▼

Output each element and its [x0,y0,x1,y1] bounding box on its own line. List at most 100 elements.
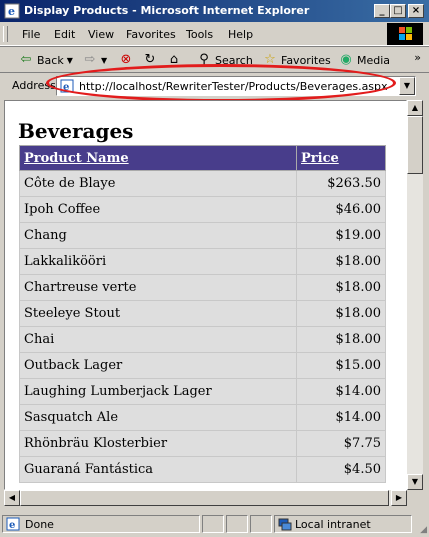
scroll-left-button[interactable]: ◀ [4,490,20,506]
horizontal-scrollbar[interactable]: ◀ ▶ [4,490,407,506]
svg-text:e: e [9,520,15,531]
product-name-cell: Côte de Blaye [19,170,297,197]
product-name-cell: Chai [19,326,297,353]
product-name-cell: Steeleye Stout [19,300,297,327]
product-name-cell: Laughing Lumberjack Lager [19,378,297,405]
search-label: Search [215,53,253,67]
price-cell: $18.00 [296,326,386,353]
address-label: Address [12,79,56,92]
product-name-cell: Outback Lager [19,352,297,379]
horizontal-scroll-thumb[interactable] [20,490,389,506]
windows-logo [387,23,423,45]
table-row: Rhönbräu Klosterbier $7.75 [19,430,386,457]
table-row: Lakkalikööri $18.00 [19,248,386,275]
standard-toolbar: ⇦ Back ▼ ⇨ ▼ ⊗ ↻ ⌂ ⚲ Search ☆ Favorites … [0,46,429,73]
vertical-scrollbar[interactable]: ▲ ▼ [407,100,423,490]
column-header-product-name[interactable]: Product Name [19,145,297,171]
windows-flag-icon [399,27,412,40]
price-cell: $18.00 [296,274,386,301]
table-row: Côte de Blaye $263.50 [19,170,386,197]
table-row: Steeleye Stout $18.00 [19,300,386,327]
address-url: http://localhost/RewriterTester/Products… [79,80,388,93]
price-cell: $15.00 [296,352,386,379]
media-icon: ◉ [340,52,352,67]
search-button[interactable]: ⚲ Search [196,50,253,70]
back-dropdown-icon: ▼ [66,55,73,65]
back-arrow-icon: ⇦ [20,52,32,67]
table-row: Chartreuse verte $18.00 [19,274,386,301]
price-cell: $14.00 [296,404,386,431]
table-row: Guaraná Fantástica $4.50 [19,456,386,483]
menu-help[interactable]: Help [228,28,253,41]
resize-grip[interactable]: ◢ [420,525,427,535]
table-row: Sasquatch Ale $14.00 [19,404,386,431]
favorites-label: Favorites [281,53,331,67]
media-label: Media [357,53,391,67]
stop-icon: ⊗ [120,52,132,67]
zone-label: Local intranet [295,518,371,531]
table-row: Laughing Lumberjack Lager $14.00 [19,378,386,405]
refresh-icon: ↻ [144,52,156,67]
status-bar: e Done Local intranet ◢ [0,512,429,537]
close-button[interactable]: × [408,4,424,18]
toolbar-overflow-icon[interactable]: » [414,51,421,64]
product-name-cell: Guaraná Fantástica [19,456,297,483]
menu-tools[interactable]: Tools [186,28,213,41]
zone-panel: Local intranet [274,515,412,533]
address-bar: Address e http://localhost/RewriterTeste… [0,72,429,99]
table-row: Outback Lager $15.00 [19,352,386,379]
status-text: Done [25,518,54,531]
price-cell: $18.00 [296,248,386,275]
forward-arrow-icon: ⇨ [84,52,96,67]
price-cell: $4.50 [296,456,386,483]
menu-edit[interactable]: Edit [54,28,75,41]
svg-text:e: e [8,5,15,18]
favorites-star-icon: ☆ [264,52,276,67]
favorites-button[interactable]: ☆ Favorites [262,50,331,70]
back-button[interactable]: ⇦ Back ▼ [18,50,73,70]
address-input[interactable]: e http://localhost/RewriterTester/Produc… [56,76,416,96]
table-row: Ipoh Coffee $46.00 [19,196,386,223]
product-name-cell: Sasquatch Ale [19,404,297,431]
page-viewport: Beverages Product Name Price Côte de Bla… [4,100,407,490]
table-row: Chai $18.00 [19,326,386,353]
status-main-panel: e Done [2,515,200,533]
done-page-icon: e [6,517,20,531]
scroll-down-button[interactable]: ▼ [407,474,423,490]
home-icon: ⌂ [169,52,179,67]
product-name-cell: Lakkalikööri [19,248,297,275]
menu-file[interactable]: File [22,28,40,41]
vertical-scroll-thumb[interactable] [407,116,423,174]
price-cell: $7.75 [296,430,386,457]
product-name-cell: Chang [19,222,297,249]
home-button[interactable]: ⌂ [166,50,182,70]
forward-button[interactable]: ⇨ ▼ [82,50,108,70]
product-name-cell: Ipoh Coffee [19,196,297,223]
minimize-button[interactable]: _ [374,4,390,18]
table-header-row: Product Name Price [19,145,386,171]
price-cell: $46.00 [296,196,386,223]
page-title: Beverages [18,119,134,143]
refresh-button[interactable]: ↻ [142,50,158,70]
page-icon: e [60,79,74,93]
status-panel [250,515,272,533]
address-dropdown-button[interactable]: ▼ [399,77,415,95]
price-cell: $14.00 [296,378,386,405]
menu-view[interactable]: View [88,28,114,41]
forward-dropdown-icon: ▼ [101,55,108,65]
stop-button[interactable]: ⊗ [118,50,134,70]
scroll-up-button[interactable]: ▲ [407,100,423,116]
menu-favorites[interactable]: Favorites [126,28,176,41]
scroll-right-button[interactable]: ▶ [391,490,407,506]
maximize-button[interactable]: □ [390,4,406,18]
local-intranet-icon [278,518,292,531]
table-row: Chang $19.00 [19,222,386,249]
menu-bar: File Edit View Favorites Tools Help [0,23,429,46]
ie-logo-icon: e [4,3,20,19]
window-title: Display Products - Microsoft Internet Ex… [24,4,310,17]
back-label: Back [37,53,64,67]
price-cell: $19.00 [296,222,386,249]
column-header-price[interactable]: Price [296,145,386,171]
svg-text:e: e [63,82,69,93]
media-button[interactable]: ◉ Media [338,50,390,70]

▲

### Task to complete
Repeat the lines of the data above verbatim, beginning with the line that contains "scroll-left-button[interactable]: ◀ [4,490,20,506]" and ending after the line that contains "price-cell: $18.00 [296,248,386,275]".

### Written answer
scroll-left-button[interactable]: ◀ [4,490,20,506]
horizontal-scrollbar[interactable]: ◀ ▶ [4,490,407,506]
svg-text:e: e [9,520,15,531]
product-name-cell: Côte de Blaye [19,170,297,197]
product-name-cell: Chai [19,326,297,353]
product-name-cell: Steeleye Stout [19,300,297,327]
product-name-cell: Laughing Lumberjack Lager [19,378,297,405]
search-label: Search [215,53,253,67]
price-cell: $18.00 [296,326,386,353]
address-label: Address [12,79,56,92]
product-name-cell: Outback Lager [19,352,297,379]
horizontal-scroll-thumb[interactable] [20,490,389,506]
windows-logo [387,23,423,45]
table-row: Rhönbräu Klosterbier $7.75 [19,430,386,457]
table-row: Lakkalikööri $18.00 [19,248,386,275]
standard-toolbar: ⇦ Back ▼ ⇨ ▼ ⊗ ↻ ⌂ ⚲ Search ☆ Favorites … [0,46,429,73]
vertical-scrollbar[interactable]: ▲ ▼ [407,100,423,490]
column-header-product-name[interactable]: Product Name [19,145,297,171]
windows-flag-icon [399,27,412,40]
price-cell: $18.00 [296,274,386,301]
table-row: Côte de Blaye $263.50 [19,170,386,197]
table-row: Steeleye Stout $18.00 [19,300,386,327]
address-url: http://localhost/RewriterTester/Products… [79,80,388,93]
price-cell: $15.00 [296,352,386,379]
media-icon: ◉ [340,52,352,67]
search-button[interactable]: ⚲ Search [196,50,253,70]
back-dropdown-icon: ▼ [66,55,73,65]
back-arrow-icon: ⇦ [20,52,32,67]
table-row: Chartreuse verte $18.00 [19,274,386,301]
price-cell: $14.00 [296,404,386,431]
table-row: Guaraná Fantástica $4.50 [19,456,386,483]
menu-help[interactable]: Help [228,28,253,41]
resize-grip[interactable]: ◢ [420,525,427,535]
table-row: Sasquatch Ale $14.00 [19,404,386,431]
favorites-label: Favorites [281,53,331,67]
media-label: Media [357,53,391,67]
stop-icon: ⊗ [120,52,132,67]
zone-label: Local intranet [295,518,371,531]
table-row: Laughing Lumberjack Lager $14.00 [19,378,386,405]
refresh-icon: ↻ [144,52,156,67]
status-bar: e Done Local intranet ◢ [0,512,429,537]
close-button[interactable]: × [408,4,424,18]
toolbar-overflow-icon[interactable]: » [414,51,421,64]
product-name-cell: Guaraná Fantástica [19,456,297,483]
menu-tools[interactable]: Tools [186,28,213,41]
zone-panel: Local intranet [274,515,412,533]
address-bar: Address e http://localhost/RewriterTeste… [0,72,429,99]
table-row: Outback Lager $15.00 [19,352,386,379]
status-text: Done [25,518,54,531]
price-cell: $18.00 [296,248,386,275]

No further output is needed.